Task goal → Find every line in the records below that holds the word "image", and copy it out.

Data for processing →
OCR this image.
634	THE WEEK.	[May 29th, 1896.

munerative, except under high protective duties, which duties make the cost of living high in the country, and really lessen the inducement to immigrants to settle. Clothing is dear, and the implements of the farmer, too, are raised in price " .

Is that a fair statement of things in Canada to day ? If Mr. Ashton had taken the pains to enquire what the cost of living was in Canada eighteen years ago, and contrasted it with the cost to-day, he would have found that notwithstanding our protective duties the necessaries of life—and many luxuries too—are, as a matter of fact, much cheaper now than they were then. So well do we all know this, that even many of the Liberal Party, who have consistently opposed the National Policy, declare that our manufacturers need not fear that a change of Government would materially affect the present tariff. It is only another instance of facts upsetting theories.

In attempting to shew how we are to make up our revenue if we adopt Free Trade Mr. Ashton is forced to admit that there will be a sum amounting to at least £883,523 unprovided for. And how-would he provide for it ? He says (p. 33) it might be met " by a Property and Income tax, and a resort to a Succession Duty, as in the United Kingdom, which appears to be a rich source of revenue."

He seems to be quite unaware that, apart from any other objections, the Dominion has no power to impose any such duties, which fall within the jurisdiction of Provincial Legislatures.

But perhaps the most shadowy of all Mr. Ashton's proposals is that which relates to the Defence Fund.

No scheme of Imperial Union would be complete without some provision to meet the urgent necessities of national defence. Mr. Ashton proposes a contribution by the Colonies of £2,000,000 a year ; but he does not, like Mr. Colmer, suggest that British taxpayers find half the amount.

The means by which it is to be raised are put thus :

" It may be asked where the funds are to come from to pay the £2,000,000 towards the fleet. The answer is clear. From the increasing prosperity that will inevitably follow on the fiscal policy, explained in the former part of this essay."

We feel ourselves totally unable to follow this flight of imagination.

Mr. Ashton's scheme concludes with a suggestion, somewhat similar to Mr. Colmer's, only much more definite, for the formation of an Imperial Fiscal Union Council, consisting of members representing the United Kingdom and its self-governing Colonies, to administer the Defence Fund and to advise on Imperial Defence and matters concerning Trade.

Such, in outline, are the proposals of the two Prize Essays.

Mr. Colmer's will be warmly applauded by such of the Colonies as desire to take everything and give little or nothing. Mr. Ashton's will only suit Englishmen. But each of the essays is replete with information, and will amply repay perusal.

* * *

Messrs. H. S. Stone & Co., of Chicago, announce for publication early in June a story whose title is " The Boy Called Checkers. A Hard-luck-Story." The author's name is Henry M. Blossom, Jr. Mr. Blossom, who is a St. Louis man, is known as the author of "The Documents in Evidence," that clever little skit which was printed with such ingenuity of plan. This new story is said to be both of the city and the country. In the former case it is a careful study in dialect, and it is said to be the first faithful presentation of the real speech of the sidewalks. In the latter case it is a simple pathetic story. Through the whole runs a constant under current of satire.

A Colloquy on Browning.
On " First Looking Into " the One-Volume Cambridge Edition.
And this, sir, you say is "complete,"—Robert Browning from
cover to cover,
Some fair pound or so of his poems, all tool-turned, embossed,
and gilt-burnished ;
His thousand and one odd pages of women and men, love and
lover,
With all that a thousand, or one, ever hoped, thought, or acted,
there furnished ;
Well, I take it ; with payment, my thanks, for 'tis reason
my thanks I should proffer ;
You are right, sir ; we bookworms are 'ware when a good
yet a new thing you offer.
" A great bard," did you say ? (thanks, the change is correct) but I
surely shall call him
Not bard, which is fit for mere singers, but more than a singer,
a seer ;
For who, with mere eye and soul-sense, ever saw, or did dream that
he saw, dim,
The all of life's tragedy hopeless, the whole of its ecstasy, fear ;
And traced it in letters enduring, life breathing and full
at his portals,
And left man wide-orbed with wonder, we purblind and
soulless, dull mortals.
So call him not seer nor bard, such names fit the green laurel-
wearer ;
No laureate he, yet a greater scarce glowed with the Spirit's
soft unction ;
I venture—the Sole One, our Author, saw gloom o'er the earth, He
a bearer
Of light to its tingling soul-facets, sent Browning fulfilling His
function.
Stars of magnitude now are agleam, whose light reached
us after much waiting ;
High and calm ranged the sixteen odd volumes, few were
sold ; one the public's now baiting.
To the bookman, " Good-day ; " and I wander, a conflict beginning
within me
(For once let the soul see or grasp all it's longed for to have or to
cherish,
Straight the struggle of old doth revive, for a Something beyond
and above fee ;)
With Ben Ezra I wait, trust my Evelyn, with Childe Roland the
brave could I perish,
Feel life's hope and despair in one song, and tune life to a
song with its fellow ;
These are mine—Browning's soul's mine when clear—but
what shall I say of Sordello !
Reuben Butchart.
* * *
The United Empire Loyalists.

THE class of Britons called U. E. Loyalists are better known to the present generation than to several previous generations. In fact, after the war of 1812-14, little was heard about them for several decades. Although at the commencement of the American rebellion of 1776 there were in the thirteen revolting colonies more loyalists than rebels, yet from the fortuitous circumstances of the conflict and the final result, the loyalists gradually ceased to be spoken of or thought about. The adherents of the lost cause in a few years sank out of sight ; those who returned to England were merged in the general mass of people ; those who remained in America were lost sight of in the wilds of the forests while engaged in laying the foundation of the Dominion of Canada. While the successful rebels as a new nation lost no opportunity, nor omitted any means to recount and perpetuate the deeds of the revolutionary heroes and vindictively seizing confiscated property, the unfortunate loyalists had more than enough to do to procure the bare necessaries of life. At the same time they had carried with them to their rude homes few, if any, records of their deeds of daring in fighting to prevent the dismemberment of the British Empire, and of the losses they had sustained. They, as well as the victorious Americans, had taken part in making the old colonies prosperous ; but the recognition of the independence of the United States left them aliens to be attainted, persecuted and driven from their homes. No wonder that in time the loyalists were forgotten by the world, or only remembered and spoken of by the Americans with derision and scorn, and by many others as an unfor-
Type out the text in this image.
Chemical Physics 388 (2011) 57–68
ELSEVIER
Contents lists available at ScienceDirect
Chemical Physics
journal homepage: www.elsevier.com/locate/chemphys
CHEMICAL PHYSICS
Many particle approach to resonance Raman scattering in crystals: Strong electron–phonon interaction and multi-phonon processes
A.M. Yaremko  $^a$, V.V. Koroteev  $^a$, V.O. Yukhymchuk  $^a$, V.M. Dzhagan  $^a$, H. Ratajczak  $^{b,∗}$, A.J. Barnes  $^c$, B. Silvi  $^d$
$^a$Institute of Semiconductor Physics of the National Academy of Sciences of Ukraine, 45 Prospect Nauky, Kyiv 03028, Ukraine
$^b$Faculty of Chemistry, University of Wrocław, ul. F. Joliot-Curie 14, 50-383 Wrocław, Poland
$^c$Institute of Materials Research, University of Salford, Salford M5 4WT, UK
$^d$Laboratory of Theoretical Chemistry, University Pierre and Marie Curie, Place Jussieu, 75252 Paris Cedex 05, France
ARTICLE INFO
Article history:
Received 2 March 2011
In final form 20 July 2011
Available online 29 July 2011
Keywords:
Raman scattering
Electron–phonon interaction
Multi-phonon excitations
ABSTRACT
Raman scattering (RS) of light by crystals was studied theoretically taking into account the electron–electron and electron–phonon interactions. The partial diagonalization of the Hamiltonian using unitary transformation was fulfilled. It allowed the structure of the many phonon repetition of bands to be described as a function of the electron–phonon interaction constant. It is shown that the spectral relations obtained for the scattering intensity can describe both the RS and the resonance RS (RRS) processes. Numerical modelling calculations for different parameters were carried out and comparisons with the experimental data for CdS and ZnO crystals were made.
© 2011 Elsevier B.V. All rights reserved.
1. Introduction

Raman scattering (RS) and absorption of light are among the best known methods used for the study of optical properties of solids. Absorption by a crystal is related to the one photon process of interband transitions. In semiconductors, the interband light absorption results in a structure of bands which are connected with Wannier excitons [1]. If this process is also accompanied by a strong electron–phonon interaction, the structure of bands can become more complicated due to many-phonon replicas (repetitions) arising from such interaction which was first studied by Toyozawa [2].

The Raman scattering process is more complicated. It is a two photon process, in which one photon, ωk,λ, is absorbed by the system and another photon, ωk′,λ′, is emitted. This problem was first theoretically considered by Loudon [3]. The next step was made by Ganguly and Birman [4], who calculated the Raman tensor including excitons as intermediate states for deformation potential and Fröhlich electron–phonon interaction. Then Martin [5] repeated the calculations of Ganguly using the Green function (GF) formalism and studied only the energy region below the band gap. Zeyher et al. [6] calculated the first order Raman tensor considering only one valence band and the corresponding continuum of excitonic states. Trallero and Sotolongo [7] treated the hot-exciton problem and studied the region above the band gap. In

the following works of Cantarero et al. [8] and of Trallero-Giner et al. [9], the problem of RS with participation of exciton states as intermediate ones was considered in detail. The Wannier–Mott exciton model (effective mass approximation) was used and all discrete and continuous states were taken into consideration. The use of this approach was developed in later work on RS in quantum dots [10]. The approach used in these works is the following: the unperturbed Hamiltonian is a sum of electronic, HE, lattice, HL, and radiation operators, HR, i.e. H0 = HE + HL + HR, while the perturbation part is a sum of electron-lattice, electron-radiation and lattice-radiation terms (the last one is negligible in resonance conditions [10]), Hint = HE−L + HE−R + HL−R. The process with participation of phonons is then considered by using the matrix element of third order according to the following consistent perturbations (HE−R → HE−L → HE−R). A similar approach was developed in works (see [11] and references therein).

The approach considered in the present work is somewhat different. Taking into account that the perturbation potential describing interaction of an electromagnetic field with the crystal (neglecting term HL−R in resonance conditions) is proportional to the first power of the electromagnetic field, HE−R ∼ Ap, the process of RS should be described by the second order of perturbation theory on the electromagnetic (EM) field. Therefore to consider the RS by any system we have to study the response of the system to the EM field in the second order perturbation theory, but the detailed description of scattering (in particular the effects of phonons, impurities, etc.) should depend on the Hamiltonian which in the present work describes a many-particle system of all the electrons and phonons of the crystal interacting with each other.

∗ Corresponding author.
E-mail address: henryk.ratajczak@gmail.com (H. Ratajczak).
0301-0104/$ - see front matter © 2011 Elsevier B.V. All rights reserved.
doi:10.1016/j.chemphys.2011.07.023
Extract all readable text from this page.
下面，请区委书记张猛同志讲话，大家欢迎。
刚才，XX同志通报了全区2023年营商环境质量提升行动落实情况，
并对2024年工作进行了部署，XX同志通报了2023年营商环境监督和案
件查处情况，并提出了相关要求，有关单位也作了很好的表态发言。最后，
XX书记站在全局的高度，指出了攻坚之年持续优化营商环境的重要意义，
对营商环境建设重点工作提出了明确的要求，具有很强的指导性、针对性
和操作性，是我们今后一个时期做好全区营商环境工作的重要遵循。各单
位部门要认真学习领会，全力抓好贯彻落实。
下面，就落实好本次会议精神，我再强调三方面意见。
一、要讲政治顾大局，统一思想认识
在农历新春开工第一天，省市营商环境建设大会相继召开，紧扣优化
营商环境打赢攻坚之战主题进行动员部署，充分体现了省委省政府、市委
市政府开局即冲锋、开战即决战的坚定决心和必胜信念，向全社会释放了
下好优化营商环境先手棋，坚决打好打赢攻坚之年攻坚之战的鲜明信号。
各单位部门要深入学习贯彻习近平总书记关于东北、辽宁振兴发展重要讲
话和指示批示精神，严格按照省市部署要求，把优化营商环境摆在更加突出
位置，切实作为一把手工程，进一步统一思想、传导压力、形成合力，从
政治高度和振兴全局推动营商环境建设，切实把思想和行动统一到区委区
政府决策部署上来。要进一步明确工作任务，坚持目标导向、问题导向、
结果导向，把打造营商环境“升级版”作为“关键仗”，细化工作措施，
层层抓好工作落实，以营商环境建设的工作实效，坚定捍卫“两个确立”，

Task result →
OCR this image.
Type out the text in this image.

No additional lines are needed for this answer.